[Goal]:
Your task is to give the listing below back word for word, pictures excluded.

########

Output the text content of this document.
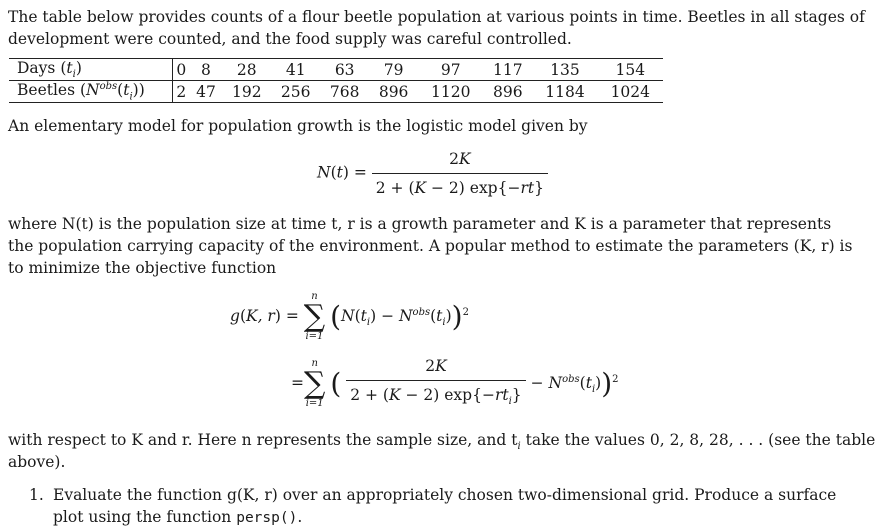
The table below provides counts of a flour beetle population at various points in time. Beetles in all stages of
development were counted, and the food supply was careful controlled.
Days $(t_i)$	0	8	28	41	63	79	97	117	135	154
Beetles $(N^{obs}(t_i))$	2	47	192	256	768	896	1120	896	1184	1024
An elementary model for population growth is the logistic model given by
$N(t) = \frac{2K}{2 + (K - 2) \exp\{-rt\}}$
where N(t) is the population size at time t, r is a growth parameter and K is a parameter that represents
the population carrying capacity of the environment. A popular method to estimate the parameters (K, r) is
to minimize the objective function
g(K, r) =
n
∑
i=1
$(N(t_i) - N^{obs}(t_i))^2$
=
n
∑
i=1
( $\frac{2K}{2 + (K - 2) \exp\{-rt_i\}} - N^{obs}(t_i))^2$
with respect to K and r. Here n represents the sample size, and $t_i$ take the values 0, 2, 8, 28, . . . (see the table
above).
1. Evaluate the function g(K, r) over an appropriately chosen two-dimensional grid. Produce a surface
plot using the function persp().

########

[Finished task]:
Output the text content of this document.
The table below provides counts of a flour beetle population at various points in time. Beetles in all stages of
development were counted, and the food supply was careful controlled.
Days $(t_i)$	0	8	28	41	63	79	97	117	135	154
Beetles $(N^{obs}(t_i))$	2	47	192	256	768	896	1120	896	1184	1024
An elementary model for population growth is the logistic model given by
$N(t) = \frac{2K}{2 + (K - 2) \exp\{-rt\}}$
where N(t) is the population size at time t, r is a growth parameter and K is a parameter that represents
the population carrying capacity of the environment. A popular method to estimate the parameters (K, r) is
to minimize the objective function
g(K, r) =
n
∑
i=1
$(N(t_i) - N^{obs}(t_i))^2$
=
n
∑
i=1
( $\frac{2K}{2 + (K - 2) \exp\{-rt_i\}} - N^{obs}(t_i))^2$
with respect to K and r. Here n represents the sample size, and $t_i$ take the values 0, 2, 8, 28, . . . (see the table
above).
1. Evaluate the function g(K, r) over an appropriately chosen two-dimensional grid. Produce a surface
plot using the function persp().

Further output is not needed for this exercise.